* [Aim of the task]: In the listing that follows, count the lines holding the word "this" and report only that number.

Stored entries:
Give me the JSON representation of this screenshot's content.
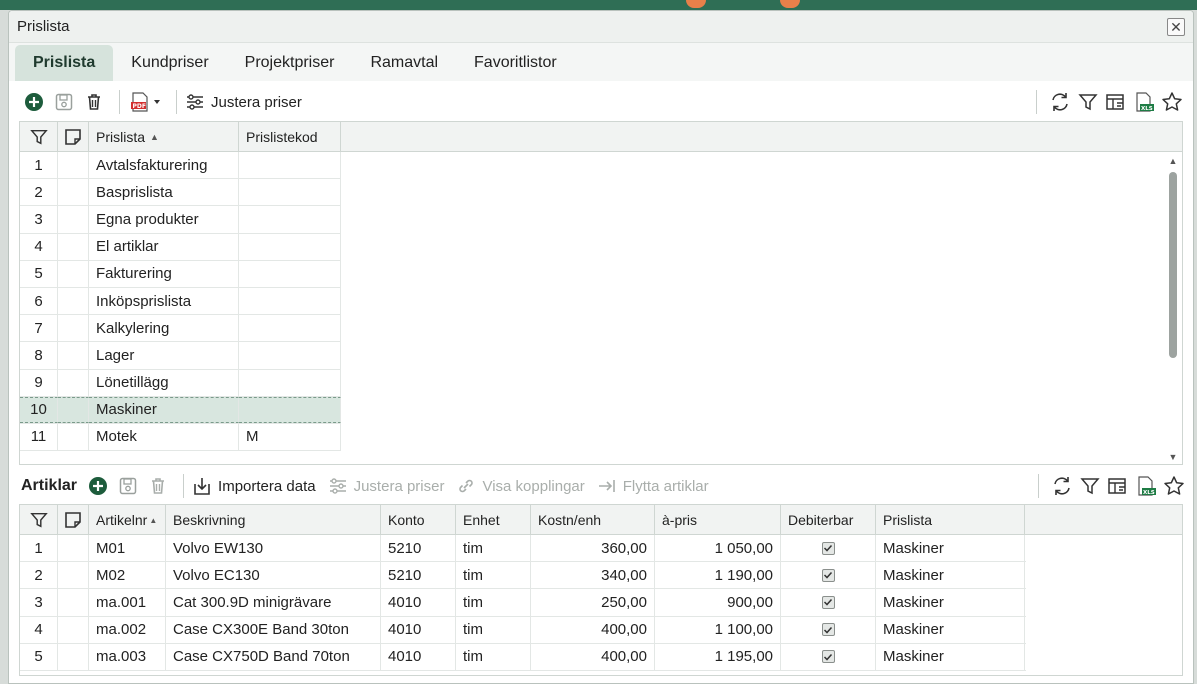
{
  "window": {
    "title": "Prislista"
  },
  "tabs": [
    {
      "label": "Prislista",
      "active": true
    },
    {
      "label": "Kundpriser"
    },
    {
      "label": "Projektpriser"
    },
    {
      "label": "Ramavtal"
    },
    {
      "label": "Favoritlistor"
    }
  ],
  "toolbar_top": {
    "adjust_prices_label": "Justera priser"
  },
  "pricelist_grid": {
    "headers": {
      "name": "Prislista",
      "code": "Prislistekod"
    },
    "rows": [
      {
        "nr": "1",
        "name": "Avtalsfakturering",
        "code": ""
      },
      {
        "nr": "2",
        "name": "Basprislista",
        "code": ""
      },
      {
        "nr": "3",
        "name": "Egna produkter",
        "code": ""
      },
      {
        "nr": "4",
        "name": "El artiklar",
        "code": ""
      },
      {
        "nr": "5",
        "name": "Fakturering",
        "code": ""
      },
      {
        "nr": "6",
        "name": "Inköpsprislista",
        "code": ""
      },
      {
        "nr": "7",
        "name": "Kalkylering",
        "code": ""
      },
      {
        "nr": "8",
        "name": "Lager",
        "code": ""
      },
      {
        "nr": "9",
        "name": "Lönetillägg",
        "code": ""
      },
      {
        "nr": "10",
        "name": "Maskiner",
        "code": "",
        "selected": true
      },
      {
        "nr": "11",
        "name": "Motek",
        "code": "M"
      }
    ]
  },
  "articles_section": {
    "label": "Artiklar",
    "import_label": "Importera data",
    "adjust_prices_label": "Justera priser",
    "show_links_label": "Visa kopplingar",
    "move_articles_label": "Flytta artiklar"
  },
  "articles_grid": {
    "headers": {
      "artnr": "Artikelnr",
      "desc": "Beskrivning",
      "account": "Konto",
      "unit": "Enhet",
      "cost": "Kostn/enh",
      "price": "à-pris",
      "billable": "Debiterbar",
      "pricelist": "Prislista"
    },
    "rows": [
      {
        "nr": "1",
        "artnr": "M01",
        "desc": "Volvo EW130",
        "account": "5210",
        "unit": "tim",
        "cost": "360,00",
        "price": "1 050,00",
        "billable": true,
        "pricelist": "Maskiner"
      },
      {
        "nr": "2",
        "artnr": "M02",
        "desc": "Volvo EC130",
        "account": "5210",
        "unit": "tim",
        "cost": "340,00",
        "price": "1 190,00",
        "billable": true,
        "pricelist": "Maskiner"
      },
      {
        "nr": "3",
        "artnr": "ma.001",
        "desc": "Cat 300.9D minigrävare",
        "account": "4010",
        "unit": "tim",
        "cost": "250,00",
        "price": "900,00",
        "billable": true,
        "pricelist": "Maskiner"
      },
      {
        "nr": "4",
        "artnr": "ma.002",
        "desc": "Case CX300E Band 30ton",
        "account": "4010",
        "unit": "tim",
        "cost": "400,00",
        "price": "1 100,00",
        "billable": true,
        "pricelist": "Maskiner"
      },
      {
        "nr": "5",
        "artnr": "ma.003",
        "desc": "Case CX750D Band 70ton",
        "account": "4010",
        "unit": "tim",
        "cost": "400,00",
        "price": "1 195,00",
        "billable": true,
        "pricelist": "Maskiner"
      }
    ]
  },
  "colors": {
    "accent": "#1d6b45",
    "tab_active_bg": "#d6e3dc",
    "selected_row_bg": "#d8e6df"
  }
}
* * *
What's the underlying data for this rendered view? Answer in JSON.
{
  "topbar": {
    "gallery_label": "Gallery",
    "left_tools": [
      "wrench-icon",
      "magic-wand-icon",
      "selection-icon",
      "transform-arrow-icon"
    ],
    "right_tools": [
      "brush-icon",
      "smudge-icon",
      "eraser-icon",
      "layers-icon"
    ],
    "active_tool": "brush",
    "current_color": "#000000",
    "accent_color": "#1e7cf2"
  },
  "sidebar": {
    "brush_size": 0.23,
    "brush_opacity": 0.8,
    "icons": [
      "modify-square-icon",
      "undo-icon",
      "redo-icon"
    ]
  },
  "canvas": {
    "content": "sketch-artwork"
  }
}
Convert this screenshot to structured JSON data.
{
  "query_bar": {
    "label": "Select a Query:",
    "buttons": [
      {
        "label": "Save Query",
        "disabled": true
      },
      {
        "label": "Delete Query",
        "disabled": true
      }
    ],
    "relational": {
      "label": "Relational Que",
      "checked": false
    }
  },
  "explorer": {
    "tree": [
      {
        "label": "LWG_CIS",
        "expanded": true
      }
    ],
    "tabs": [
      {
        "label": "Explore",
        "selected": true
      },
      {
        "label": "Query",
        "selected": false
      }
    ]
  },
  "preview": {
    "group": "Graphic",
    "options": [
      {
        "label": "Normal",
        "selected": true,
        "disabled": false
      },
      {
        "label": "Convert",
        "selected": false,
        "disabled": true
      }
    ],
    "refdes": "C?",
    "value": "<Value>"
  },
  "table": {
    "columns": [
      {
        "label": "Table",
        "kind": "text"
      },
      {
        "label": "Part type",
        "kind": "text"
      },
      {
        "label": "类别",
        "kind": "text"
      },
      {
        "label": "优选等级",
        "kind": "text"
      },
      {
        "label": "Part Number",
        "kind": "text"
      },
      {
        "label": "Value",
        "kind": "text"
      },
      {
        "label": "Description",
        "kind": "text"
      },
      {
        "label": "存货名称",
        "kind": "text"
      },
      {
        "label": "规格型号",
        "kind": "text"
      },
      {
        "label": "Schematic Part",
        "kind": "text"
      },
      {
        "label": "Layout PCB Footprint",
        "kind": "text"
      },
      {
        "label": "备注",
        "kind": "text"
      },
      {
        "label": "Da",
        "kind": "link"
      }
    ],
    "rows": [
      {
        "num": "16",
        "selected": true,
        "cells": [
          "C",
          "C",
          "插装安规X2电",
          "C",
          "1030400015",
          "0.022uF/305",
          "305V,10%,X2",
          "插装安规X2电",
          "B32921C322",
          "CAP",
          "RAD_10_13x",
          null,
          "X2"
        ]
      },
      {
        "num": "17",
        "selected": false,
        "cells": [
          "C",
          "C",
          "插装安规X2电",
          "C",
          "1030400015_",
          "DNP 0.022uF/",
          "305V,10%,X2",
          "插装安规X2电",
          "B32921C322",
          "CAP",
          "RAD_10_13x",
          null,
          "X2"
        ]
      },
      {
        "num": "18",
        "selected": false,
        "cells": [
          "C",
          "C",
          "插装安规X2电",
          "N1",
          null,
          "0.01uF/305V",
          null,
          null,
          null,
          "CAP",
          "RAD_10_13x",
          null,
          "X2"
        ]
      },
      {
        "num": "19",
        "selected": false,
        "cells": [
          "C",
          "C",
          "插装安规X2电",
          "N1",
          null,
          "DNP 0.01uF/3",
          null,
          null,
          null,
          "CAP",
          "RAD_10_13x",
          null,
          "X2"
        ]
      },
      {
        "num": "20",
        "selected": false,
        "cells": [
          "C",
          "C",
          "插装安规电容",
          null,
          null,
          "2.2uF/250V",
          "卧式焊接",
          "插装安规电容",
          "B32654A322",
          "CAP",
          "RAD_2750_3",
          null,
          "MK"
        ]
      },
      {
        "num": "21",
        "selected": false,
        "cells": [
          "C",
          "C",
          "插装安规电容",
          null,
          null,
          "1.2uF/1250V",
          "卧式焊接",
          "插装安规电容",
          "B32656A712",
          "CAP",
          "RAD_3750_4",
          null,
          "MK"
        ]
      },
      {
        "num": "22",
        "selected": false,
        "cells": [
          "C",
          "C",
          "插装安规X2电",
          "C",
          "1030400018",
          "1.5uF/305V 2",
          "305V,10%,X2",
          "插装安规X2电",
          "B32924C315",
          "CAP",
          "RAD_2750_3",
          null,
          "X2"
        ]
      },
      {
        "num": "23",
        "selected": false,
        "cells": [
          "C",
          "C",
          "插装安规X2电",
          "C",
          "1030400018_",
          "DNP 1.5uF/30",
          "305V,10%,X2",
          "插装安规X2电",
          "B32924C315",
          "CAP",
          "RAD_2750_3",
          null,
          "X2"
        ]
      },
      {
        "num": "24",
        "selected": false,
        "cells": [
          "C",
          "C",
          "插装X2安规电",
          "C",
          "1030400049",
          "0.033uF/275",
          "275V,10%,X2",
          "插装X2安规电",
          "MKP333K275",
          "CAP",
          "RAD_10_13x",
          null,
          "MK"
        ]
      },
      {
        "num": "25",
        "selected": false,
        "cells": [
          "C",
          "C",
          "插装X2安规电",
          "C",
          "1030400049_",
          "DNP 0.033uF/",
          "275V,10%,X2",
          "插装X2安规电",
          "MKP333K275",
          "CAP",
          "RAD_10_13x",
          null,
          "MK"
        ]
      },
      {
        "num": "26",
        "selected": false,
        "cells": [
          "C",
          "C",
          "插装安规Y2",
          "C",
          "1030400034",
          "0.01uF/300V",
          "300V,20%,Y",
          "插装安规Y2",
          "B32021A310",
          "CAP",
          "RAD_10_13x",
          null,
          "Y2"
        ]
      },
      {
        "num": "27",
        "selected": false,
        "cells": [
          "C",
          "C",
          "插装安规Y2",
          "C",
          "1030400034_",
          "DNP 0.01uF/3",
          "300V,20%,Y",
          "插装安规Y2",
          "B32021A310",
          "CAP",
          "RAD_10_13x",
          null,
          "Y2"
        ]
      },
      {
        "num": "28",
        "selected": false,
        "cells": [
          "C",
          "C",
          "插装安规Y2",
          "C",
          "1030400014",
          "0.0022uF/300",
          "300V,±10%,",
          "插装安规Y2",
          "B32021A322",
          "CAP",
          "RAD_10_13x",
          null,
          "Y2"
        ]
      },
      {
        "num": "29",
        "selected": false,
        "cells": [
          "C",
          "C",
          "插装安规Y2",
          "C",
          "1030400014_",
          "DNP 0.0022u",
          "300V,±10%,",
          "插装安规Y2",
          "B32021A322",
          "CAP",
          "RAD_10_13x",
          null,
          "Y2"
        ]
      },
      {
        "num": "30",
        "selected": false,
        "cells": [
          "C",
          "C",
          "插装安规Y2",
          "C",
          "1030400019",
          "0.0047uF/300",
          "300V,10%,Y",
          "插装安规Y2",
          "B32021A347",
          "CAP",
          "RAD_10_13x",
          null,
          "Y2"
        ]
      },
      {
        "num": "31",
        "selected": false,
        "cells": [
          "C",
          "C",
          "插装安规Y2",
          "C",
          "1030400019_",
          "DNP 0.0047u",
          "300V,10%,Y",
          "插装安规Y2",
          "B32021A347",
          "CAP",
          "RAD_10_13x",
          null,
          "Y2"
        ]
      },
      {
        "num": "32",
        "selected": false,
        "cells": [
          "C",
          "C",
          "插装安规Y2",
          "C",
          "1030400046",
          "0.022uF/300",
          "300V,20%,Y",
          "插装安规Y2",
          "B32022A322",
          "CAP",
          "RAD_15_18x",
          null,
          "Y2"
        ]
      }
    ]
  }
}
---
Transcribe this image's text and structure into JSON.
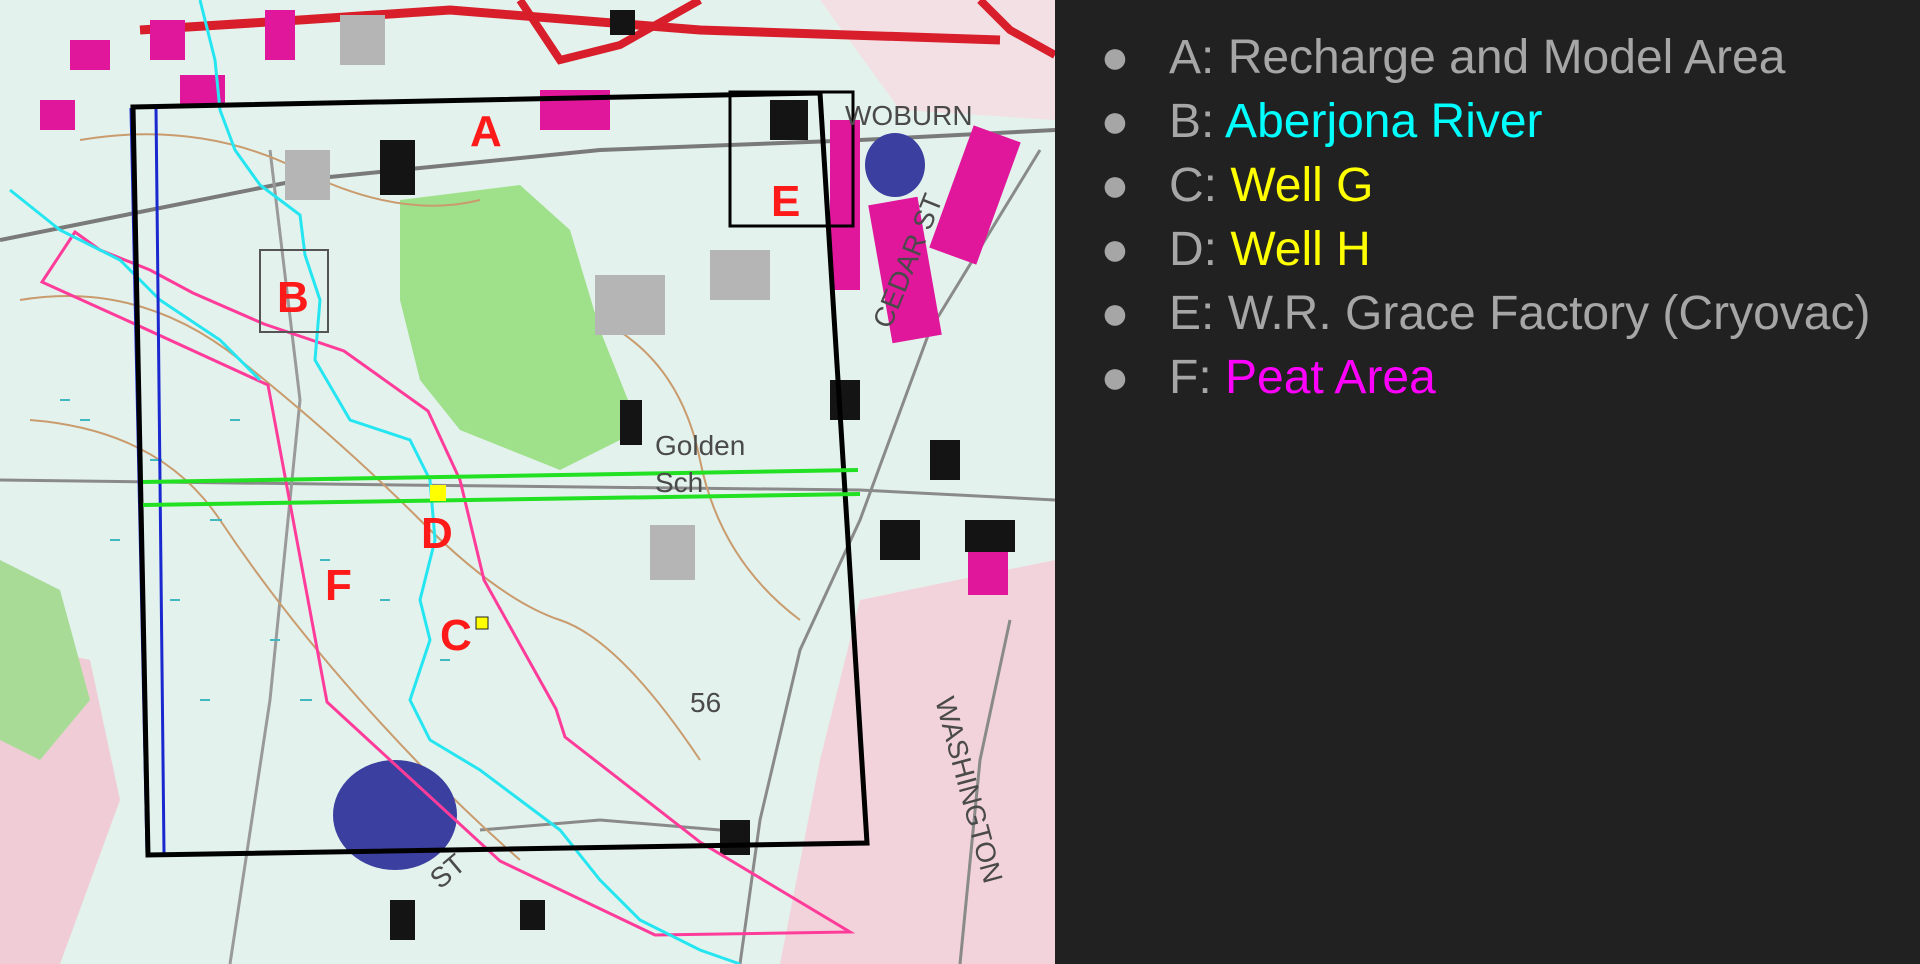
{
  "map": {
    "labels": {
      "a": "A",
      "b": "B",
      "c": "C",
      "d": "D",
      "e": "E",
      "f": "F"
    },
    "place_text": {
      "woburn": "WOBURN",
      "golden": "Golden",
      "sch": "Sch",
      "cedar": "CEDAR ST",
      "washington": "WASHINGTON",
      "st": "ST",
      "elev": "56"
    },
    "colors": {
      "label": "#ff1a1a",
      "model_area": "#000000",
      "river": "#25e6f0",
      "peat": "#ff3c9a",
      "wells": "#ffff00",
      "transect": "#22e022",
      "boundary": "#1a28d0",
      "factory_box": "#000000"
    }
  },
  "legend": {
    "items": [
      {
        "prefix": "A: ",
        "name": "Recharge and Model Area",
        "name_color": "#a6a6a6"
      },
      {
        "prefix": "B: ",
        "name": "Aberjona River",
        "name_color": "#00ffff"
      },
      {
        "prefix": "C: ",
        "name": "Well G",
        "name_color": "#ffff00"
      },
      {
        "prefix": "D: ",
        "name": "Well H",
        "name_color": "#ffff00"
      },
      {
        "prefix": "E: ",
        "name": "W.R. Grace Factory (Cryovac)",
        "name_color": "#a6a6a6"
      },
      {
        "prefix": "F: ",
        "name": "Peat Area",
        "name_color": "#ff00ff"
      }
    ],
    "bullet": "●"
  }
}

* [Written response]: 4